[Stored records]
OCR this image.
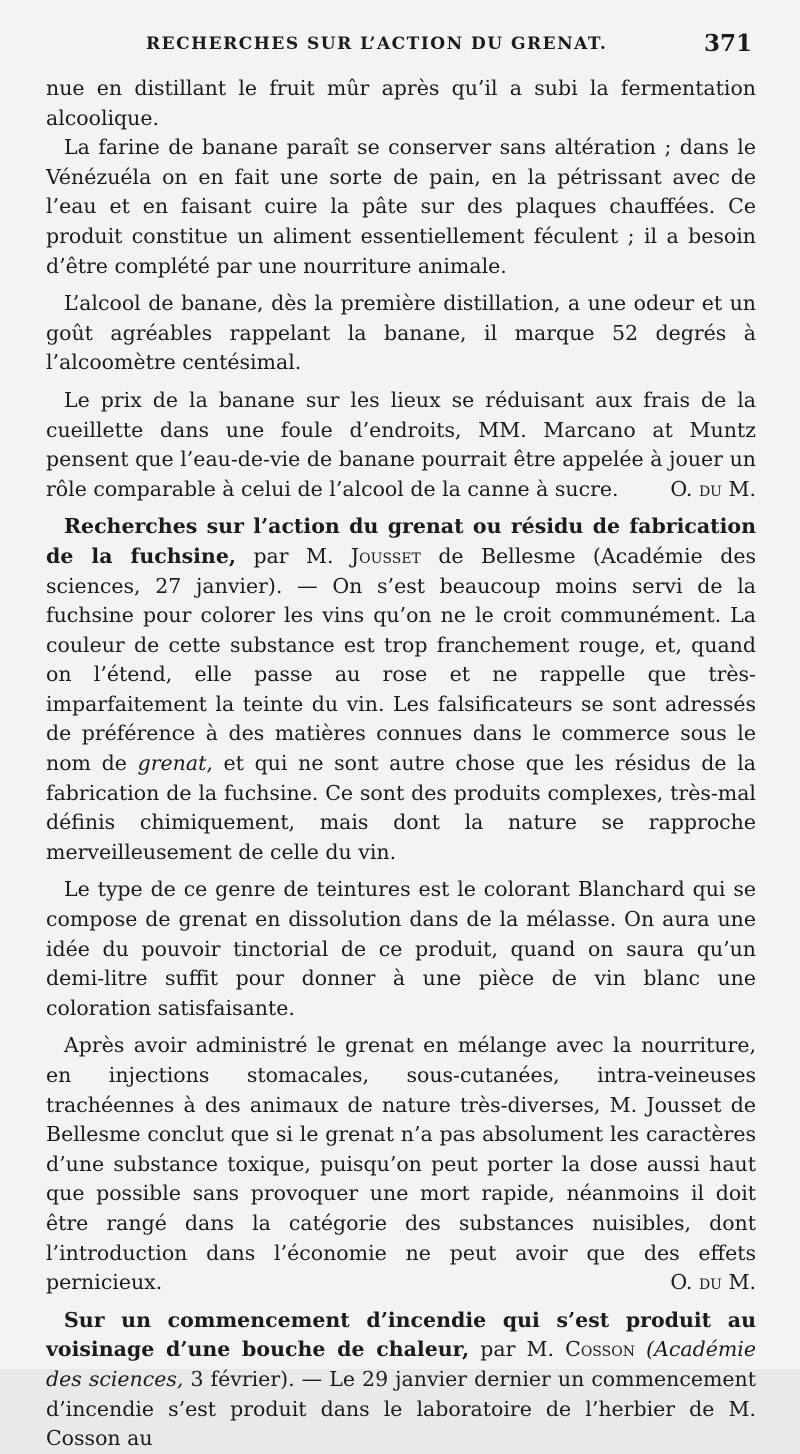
RECHERCHES SUR L’ACTION DU GRENAT.	371

nue en distillant le fruit mûr après qu’il a subi la fermentation alcoolique.

La farine de banane paraît se conserver sans altération ; dans le Vénézuéla on en fait une sorte de pain, en la pétrissant avec de l’eau et en faisant cuire la pâte sur des plaques chauffées. Ce produit constitue un aliment essentiellement féculent ; il a besoin d’être complété par une nourriture animale.

L’alcool de banane, dès la première distillation, a une odeur et un goût agréables rappelant la banane, il marque 52 degrés à l’alcoomètre centésimal.

Le prix de la banane sur les lieux se réduisant aux frais de la cueillette dans une foule d’endroits, MM. Marcano at Muntz pensent que l’eau-de-vie de banane pourrait être appelée à jouer un rôle comparable à celui de l’alcool de la canne à sucre.	O. du M.

Recherches sur l’action du grenat ou résidu de fabrication de la fuchsine, par M. Jousset de Bellesme (Académie des sciences, 27 janvier). — On s’est beaucoup moins servi de la fuchsine pour colorer les vins qu’on ne le croit communément. La couleur de cette substance est trop franchement rouge, et, quand on l’étend, elle passe au rose et ne rappelle que très-imparfaitement la teinte du vin. Les falsificateurs se sont adressés de préférence à des matières connues dans le commerce sous le nom de grenat, et qui ne sont autre chose que les résidus de la fabrication de la fuchsine. Ce sont des produits complexes, très-mal définis chimiquement, mais dont la nature se rapproche merveilleusement de celle du vin.

Le type de ce genre de teintures est le colorant Blanchard qui se compose de grenat en dissolution dans de la mélasse. On aura une idée du pouvoir tinctorial de ce produit, quand on saura qu’un demi-litre suffit pour donner à une pièce de vin blanc une coloration satisfaisante.

Après avoir administré le grenat en mélange avec la nourriture, en injections stomacales, sous-cutanées, intra-veineuses trachéennes à des animaux de nature très-diverses, M. Jousset de Bellesme conclut que si le grenat n’a pas absolument les caractères d’une substance toxique, puisqu’on peut porter la dose aussi haut que possible sans provoquer une mort rapide, néanmoins il doit être rangé dans la catégorie des substances nuisibles, dont l’introduction dans l’économie ne peut avoir que des effets pernicieux.	O. du M.

Sur un commencement d’incendie qui s’est produit au voisinage d’une bouche de chaleur, par M. Cosson (Académie des sciences, 3 février). — Le 29 janvier dernier un commencement d’incendie s’est produit dans le laboratoire de l’herbier de M. Cosson au
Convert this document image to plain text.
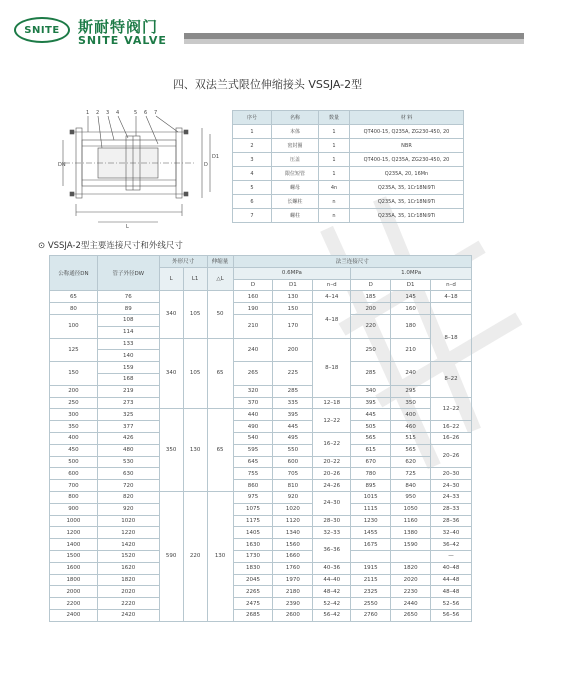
SNITE 斯耐特阀门
SNITE VALVE
四、双法兰式限位伸缩接头 VSSJA-2型
1 2 3 4	5 6 7
D
D1
DN
L
序号	名称	数量	材 料
1	本体	1	QT400-15, Q235A, ZG230-450, 20
2	密封圈	1	NBR
3	压盖	1	QT400-15, Q235A, ZG230-450, 20
4	限位短管	1	Q235A, 20, 16Mn
5	螺母	4n	Q235A, 35, 1Cr18Ni9Ti
6	长螺柱	n	Q235A, 35, 1Cr18Ni9Ti
7	螺柱	n	Q235A, 35, 1Cr18Ni9Ti
⊙ VSSJA-2型主要连接尺寸和外线尺寸
公称通径DN	管子外径DW	外形尺寸		伸缩量	法兰连接尺寸					
		L	L1	△L	0.6MPa			1.0MPa		
					D	D1	n–d	D	D1	n–d
65	76	340	105	50	160	130	4–14	185	145	4–18
80	89				190	150	4–18	200	160	
100	108				210	170		220	180	8–18
	114									
125	133	340	105	65	240	200	8–18	250	210	
	140									
150	159				265	225		285	240	8–22
	168									
200	219				320	285		340	295	
250	273				370	335	12–18	395	350	12–22
300	325	350	130	65	440	395	12–22	445	400	
350	377				490	445		505	460	16–22
400	426				540	495	16–22	565	515	16–26
450	480				595	550		615	565	20–26
500	530				645	600	20–22	670	620	
600	630				755	705	20–26	780	725	20–30
700	720				860	810	24–26	895	840	24–30
800	820	590	220	130	975	920	24–30	1015	950	24–33
900	920				1075	1020		1115	1050	28–33
1000	1020				1175	1120	28–30	1230	1160	28–36
1200	1220				1405	1340	32–33	1455	1380	32–40
1400	1420				1630	1560	36–36	1675	1590	36–42
1500	1520				1730	1660				—
1600	1620				1830	1760	40–36	1915	1820	40–48
1800	1820				2045	1970	44–40	2115	2020	44–48
2000	2020				2265	2180	48–42	2325	2230	48–48
2200	2220				2475	2390	52–42	2550	2440	52–56
2400	2420				2685	2600	56–42	2760	2650	56–56
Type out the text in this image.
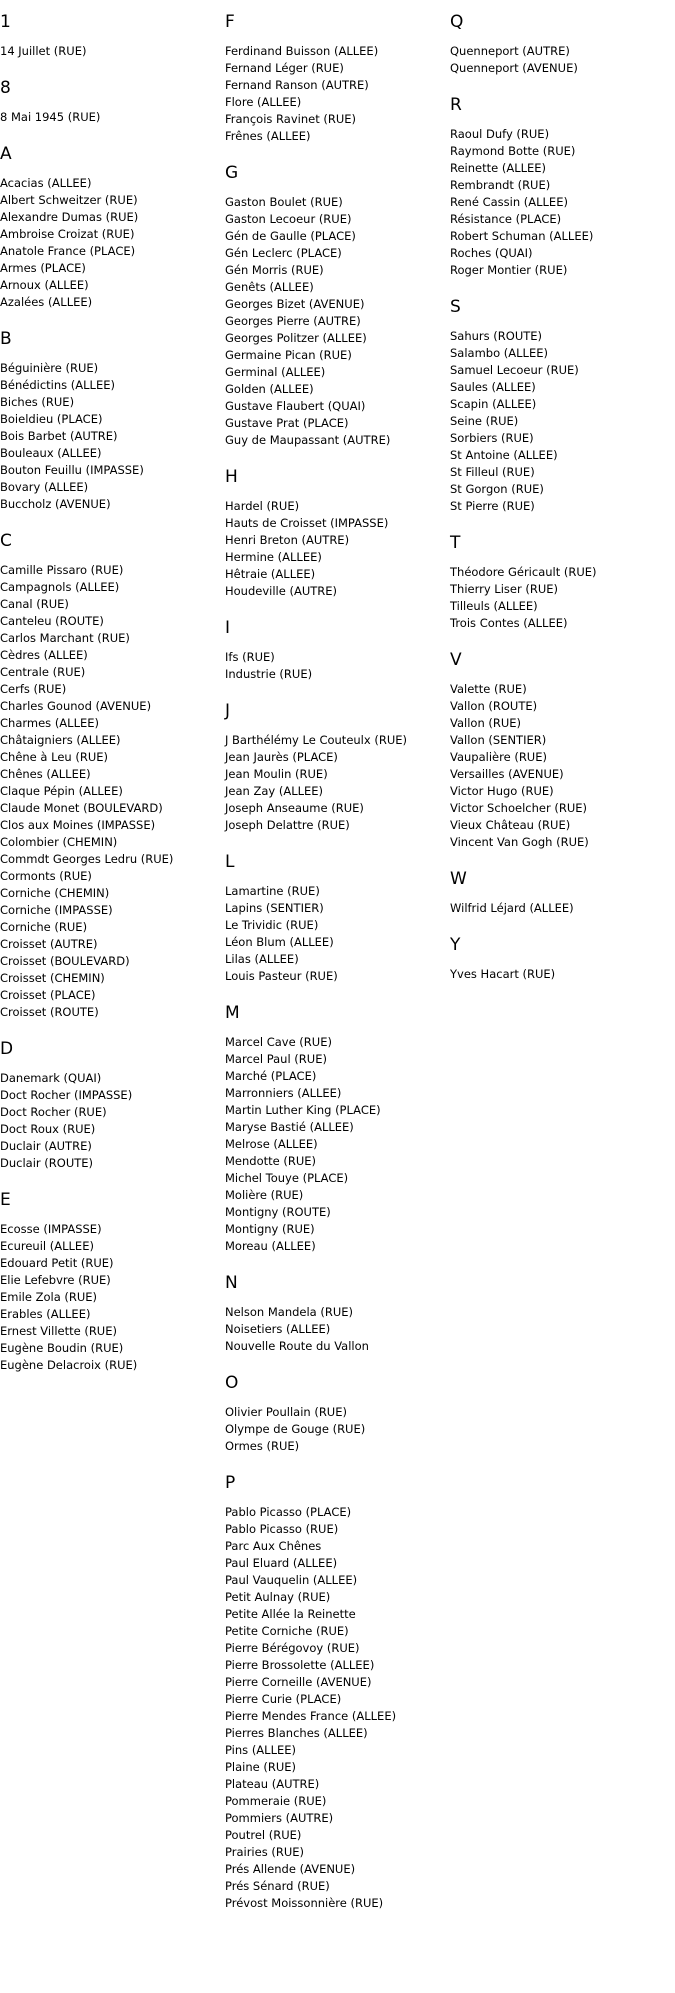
1
14 Juillet (RUE)
8
8 Mai 1945 (RUE)
A
Acacias (ALLEE)
Albert Schweitzer (RUE)
Alexandre Dumas (RUE)
Ambroise Croizat (RUE)
Anatole France (PLACE)
Armes (PLACE)
Arnoux (ALLEE)
Azalées (ALLEE)
B
Béguinière (RUE)
Bénédictins (ALLEE)
Biches (RUE)
Boieldieu (PLACE)
Bois Barbet (AUTRE)
Bouleaux (ALLEE)
Bouton Feuillu (IMPASSE)
Bovary (ALLEE)
Buccholz (AVENUE)
C
Camille Pissaro (RUE)
Campagnols (ALLEE)
Canal (RUE)
Canteleu (ROUTE)
Carlos Marchant (RUE)
Cèdres (ALLEE)
Centrale (RUE)
Cerfs (RUE)
Charles Gounod (AVENUE)
Charmes (ALLEE)
Châtaigniers (ALLEE)
Chêne à Leu (RUE)
Chênes (ALLEE)
Claque Pépin (ALLEE)
Claude Monet (BOULEVARD)
Clos aux Moines (IMPASSE)
Colombier (CHEMIN)
Commdt Georges Ledru (RUE)
Cormonts (RUE)
Corniche (CHEMIN)
Corniche (IMPASSE)
Corniche (RUE)
Croisset (AUTRE)
Croisset (BOULEVARD)
Croisset (CHEMIN)
Croisset (PLACE)
Croisset (ROUTE)
D
Danemark (QUAI)
Doct Rocher (IMPASSE)
Doct Rocher (RUE)
Doct Roux (RUE)
Duclair (AUTRE)
Duclair (ROUTE)
E
Ecosse (IMPASSE)
Ecureuil (ALLEE)
Edouard Petit (RUE)
Elie Lefebvre (RUE)
Emile Zola (RUE)
Erables (ALLEE)
Ernest Villette (RUE)
Eugène Boudin (RUE)
Eugène Delacroix (RUE)
F
Ferdinand Buisson (ALLEE)
Fernand Léger (RUE)
Fernand Ranson (AUTRE)
Flore (ALLEE)
François Ravinet (RUE)
Frênes (ALLEE)
G
Gaston Boulet (RUE)
Gaston Lecoeur (RUE)
Gén de Gaulle (PLACE)
Gén Leclerc (PLACE)
Gén Morris (RUE)
Genêts (ALLEE)
Georges Bizet (AVENUE)
Georges Pierre (AUTRE)
Georges Politzer (ALLEE)
Germaine Pican (RUE)
Germinal (ALLEE)
Golden (ALLEE)
Gustave Flaubert (QUAI)
Gustave Prat (PLACE)
Guy de Maupassant (AUTRE)
H
Hardel (RUE)
Hauts de Croisset (IMPASSE)
Henri Breton (AUTRE)
Hermine (ALLEE)
Hêtraie (ALLEE)
Houdeville (AUTRE)
I
Ifs (RUE)
Industrie (RUE)
J
J Barthélémy Le Couteulx (RUE)
Jean Jaurès (PLACE)
Jean Moulin (RUE)
Jean Zay (ALLEE)
Joseph Anseaume (RUE)
Joseph Delattre (RUE)
L
Lamartine (RUE)
Lapins (SENTIER)
Le Trividic (RUE)
Léon Blum (ALLEE)
Lilas (ALLEE)
Louis Pasteur (RUE)
M
Marcel Cave (RUE)
Marcel Paul (RUE)
Marché (PLACE)
Marronniers (ALLEE)
Martin Luther King (PLACE)
Maryse Bastié (ALLEE)
Melrose (ALLEE)
Mendotte (RUE)
Michel Touye (PLACE)
Molière (RUE)
Montigny (ROUTE)
Montigny (RUE)
Moreau (ALLEE)
N
Nelson Mandela (RUE)
Noisetiers (ALLEE)
Nouvelle Route du Vallon
O
Olivier Poullain (RUE)
Olympe de Gouge (RUE)
Ormes (RUE)
P
Pablo Picasso (PLACE)
Pablo Picasso (RUE)
Parc Aux Chênes
Paul Eluard (ALLEE)
Paul Vauquelin (ALLEE)
Petit Aulnay (RUE)
Petite Allée la Reinette
Petite Corniche (RUE)
Pierre Bérégovoy (RUE)
Pierre Brossolette (ALLEE)
Pierre Corneille (AVENUE)
Pierre Curie (PLACE)
Pierre Mendes France (ALLEE)
Pierres Blanches (ALLEE)
Pins (ALLEE)
Plaine (RUE)
Plateau (AUTRE)
Pommeraie (RUE)
Pommiers (AUTRE)
Poutrel (RUE)
Prairies (RUE)
Prés Allende (AVENUE)
Prés Sénard (RUE)
Prévost Moissonnière (RUE)
Q
Quenneport (AUTRE)
Quenneport (AVENUE)
R
Raoul Dufy (RUE)
Raymond Botte (RUE)
Reinette (ALLEE)
Rembrandt (RUE)
René Cassin (ALLEE)
Résistance (PLACE)
Robert Schuman (ALLEE)
Roches (QUAI)
Roger Montier (RUE)
S
Sahurs (ROUTE)
Salambo (ALLEE)
Samuel Lecoeur (RUE)
Saules (ALLEE)
Scapin (ALLEE)
Seine (RUE)
Sorbiers (RUE)
St Antoine (ALLEE)
St Filleul (RUE)
St Gorgon (RUE)
St Pierre (RUE)
T
Théodore Géricault (RUE)
Thierry Liser (RUE)
Tilleuls (ALLEE)
Trois Contes (ALLEE)
V
Valette (RUE)
Vallon (ROUTE)
Vallon (RUE)
Vallon (SENTIER)
Vaupalière (RUE)
Versailles (AVENUE)
Victor Hugo (RUE)
Victor Schoelcher (RUE)
Vieux Château (RUE)
Vincent Van Gogh (RUE)
W
Wilfrid Léjard (ALLEE)
Y
Yves Hacart (RUE)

▶ _What needs to be done_: Find how many lines include the string "Quenneport" and report that number alone.

▶ _Problem solution_: 2